Aim of the task: Everything in the listing except the pictures should be written out exactly.

--- Begin Recorded information ---

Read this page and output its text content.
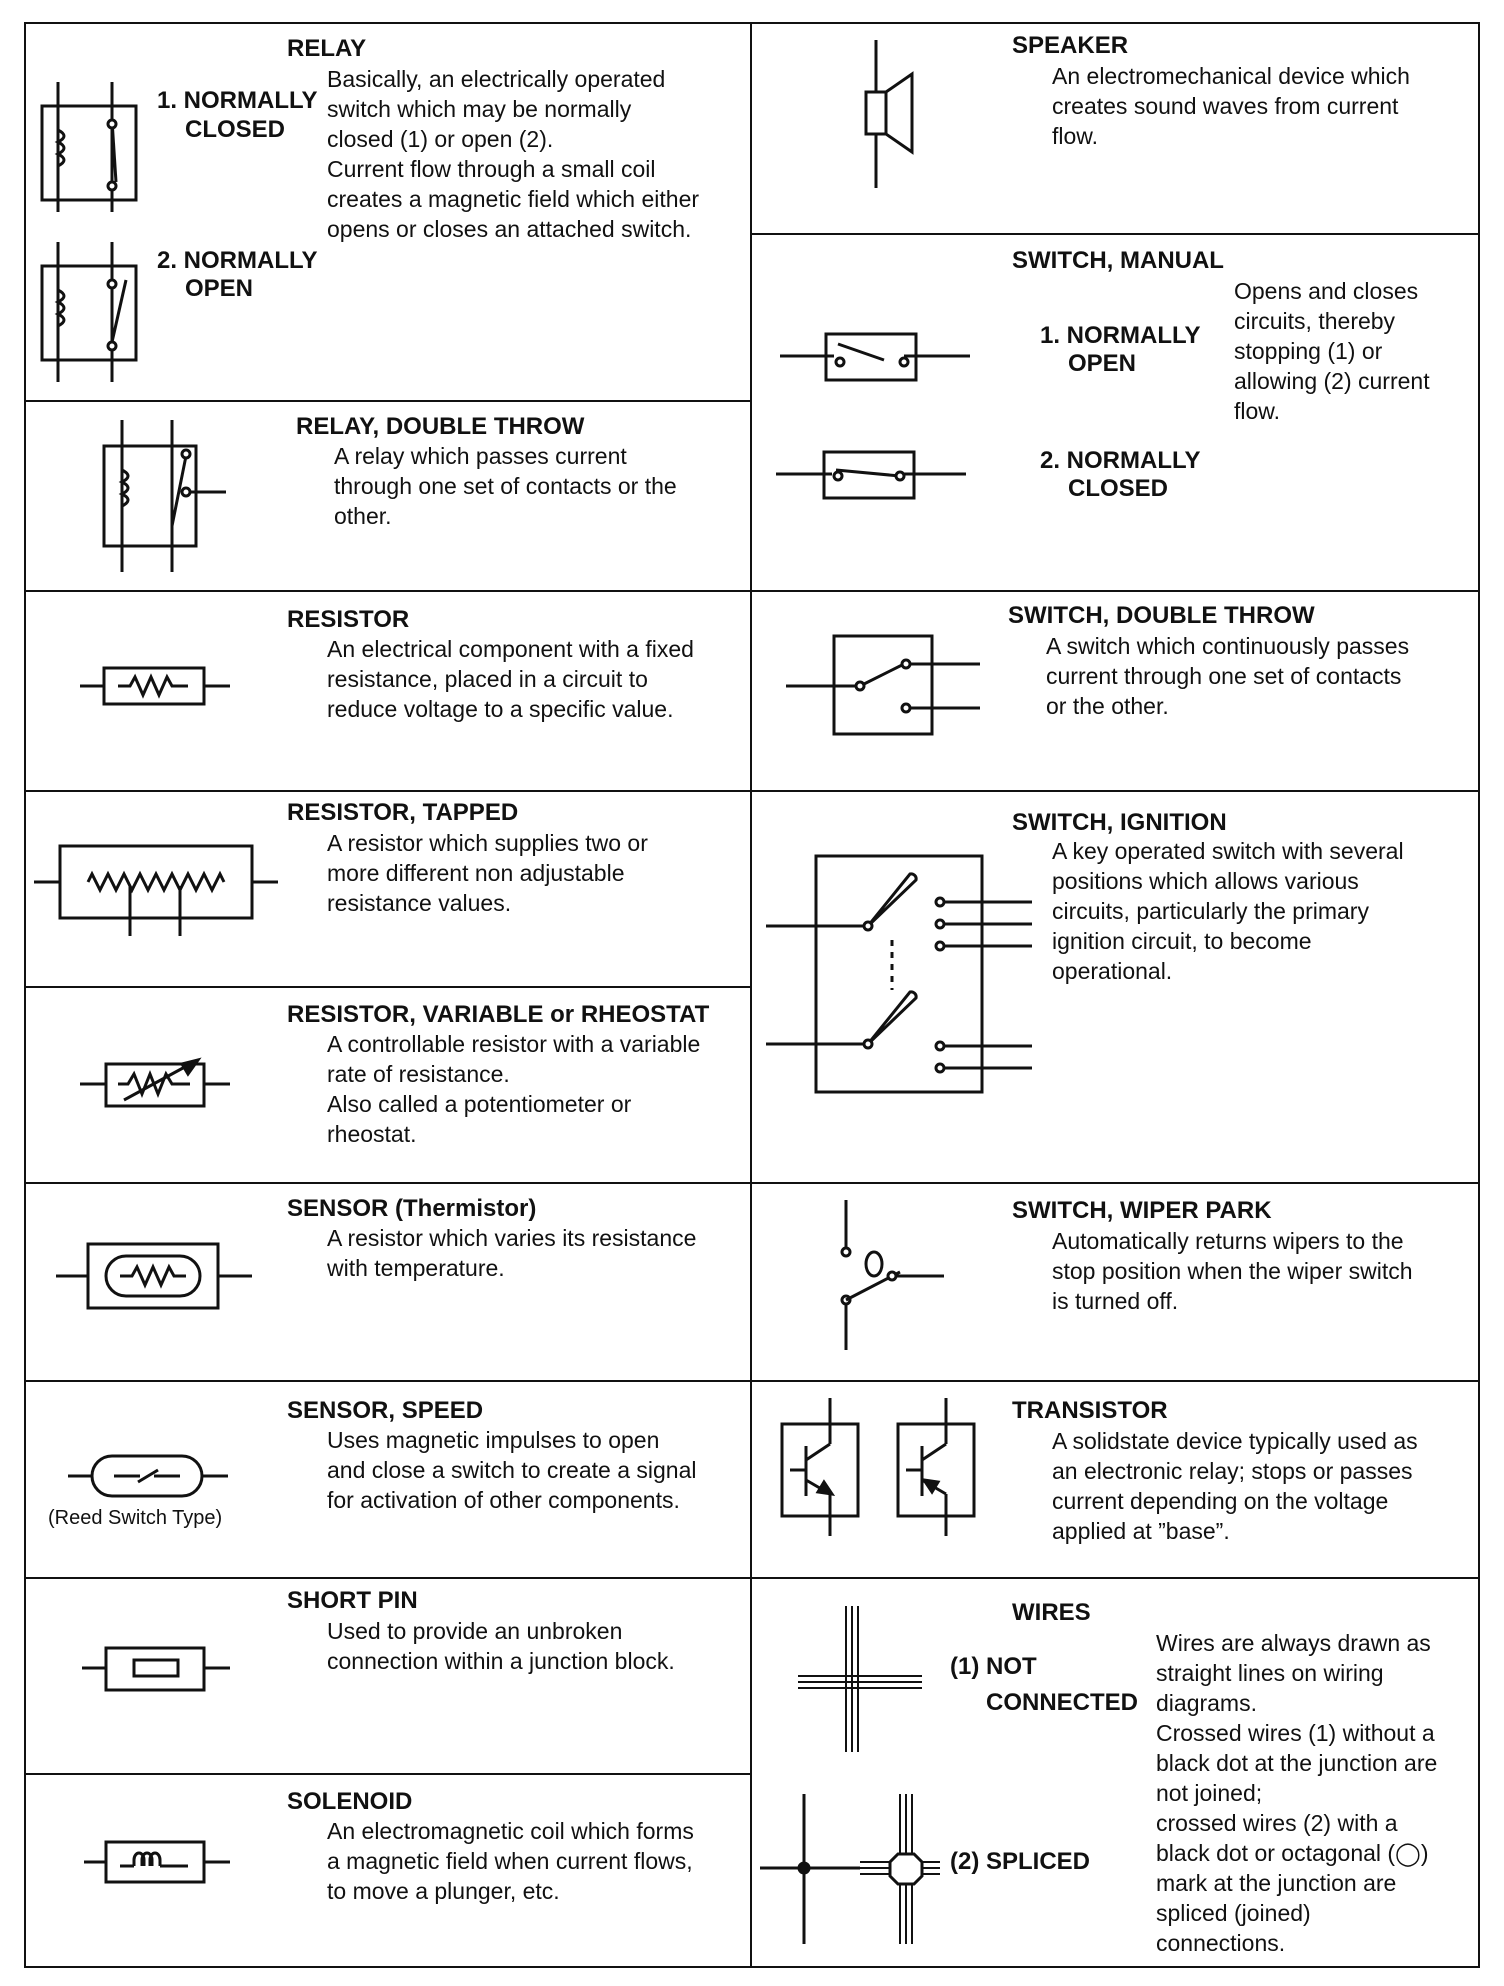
RELAY
1. NORMALLY
CLOSED
2. NORMALLY
OPEN
Basically, an electrically operated
switch which may be normally
closed (1) or open (2).
Current flow through a small coil
creates a magnetic field which either
opens or closes an attached switch.
RELAY, DOUBLE THROW
A relay which passes current
through one set of contacts or the
other.
RESISTOR
An electrical component with a fixed
resistance, placed in a circuit to
reduce voltage to a specific value.
RESISTOR, TAPPED
A resistor which supplies two or
more different non adjustable
resistance values.
RESISTOR, VARIABLE or RHEOSTAT
A controllable resistor with a variable
rate of resistance.
Also called a potentiometer or
rheostat.
SENSOR (Thermistor)
A resistor which varies its resistance
with temperature.
SENSOR, SPEED
Uses magnetic impulses to open
and close a switch to create a signal
for activation of other components.
(Reed Switch Type)
SHORT PIN
Used to provide an unbroken
connection within a junction block.
SOLENOID
An electromagnetic coil which forms
a magnetic field when current flows,
to move a plunger, etc.
SPEAKER
An electromechanical device which
creates sound waves from current
flow.
SWITCH, MANUAL
1. NORMALLY
OPEN
2. NORMALLY
CLOSED
Opens and closes
circuits, thereby
stopping (1) or
allowing (2) current
flow.
SWITCH, DOUBLE THROW
A switch which continuously passes
current through one set of contacts
or the other.
SWITCH, IGNITION
A key operated switch with several
positions which allows various
circuits, particularly the primary
ignition circuit, to become
operational.
SWITCH, WIPER PARK
Automatically returns wipers to the
stop position when the wiper switch
is turned off.
TRANSISTOR
A solidstate device typically used as
an electronic relay; stops or passes
current depending on the voltage
applied at ”base”.
WIRES
(1) NOT
CONNECTED
(2) SPLICED
Wires are always drawn as
straight lines on wiring
diagrams.
Crossed wires (1) without a
black dot at the junction are
not joined;
crossed wires (2) with a
black dot or octagonal (◯)
mark at the junction are
spliced (joined)
connections.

--- End Recorded information ---

Answer to the exercise:
Read this page and output its text content.
RELAY
1. NORMALLY
CLOSED
2. NORMALLY
OPEN
Basically, an electrically operated
switch which may be normally
closed (1) or open (2).
Current flow through a small coil
creates a magnetic field which either
opens or closes an attached switch.
RELAY, DOUBLE THROW
A relay which passes current
through one set of contacts or the
other.
RESISTOR
An electrical component with a fixed
resistance, placed in a circuit to
reduce voltage to a specific value.
RESISTOR, TAPPED
A resistor which supplies two or
more different non adjustable
resistance values.
RESISTOR, VARIABLE or RHEOSTAT
A controllable resistor with a variable
rate of resistance.
Also called a potentiometer or
rheostat.
SENSOR (Thermistor)
A resistor which varies its resistance
with temperature.
SENSOR, SPEED
Uses magnetic impulses to open
and close a switch to create a signal
for activation of other components.
(Reed Switch Type)
SHORT PIN
Used to provide an unbroken
connection within a junction block.
SOLENOID
An electromagnetic coil which forms
a magnetic field when current flows,
to move a plunger, etc.
SPEAKER
An electromechanical device which
creates sound waves from current
flow.
SWITCH, MANUAL
1. NORMALLY
OPEN
2. NORMALLY
CLOSED
Opens and closes
circuits, thereby
stopping (1) or
allowing (2) current
flow.
SWITCH, DOUBLE THROW
A switch which continuously passes
current through one set of contacts
or the other.
SWITCH, IGNITION
A key operated switch with several
positions which allows various
circuits, particularly the primary
ignition circuit, to become
operational.
SWITCH, WIPER PARK
Automatically returns wipers to the
stop position when the wiper switch
is turned off.
TRANSISTOR
A solidstate device typically used as
an electronic relay; stops or passes
current depending on the voltage
applied at ”base”.
WIRES
(1) NOT
CONNECTED
(2) SPLICED
Wires are always drawn as
straight lines on wiring
diagrams.
Crossed wires (1) without a
black dot at the junction are
not joined;
crossed wires (2) with a
black dot or octagonal (◯)
mark at the junction are
spliced (joined)
connections.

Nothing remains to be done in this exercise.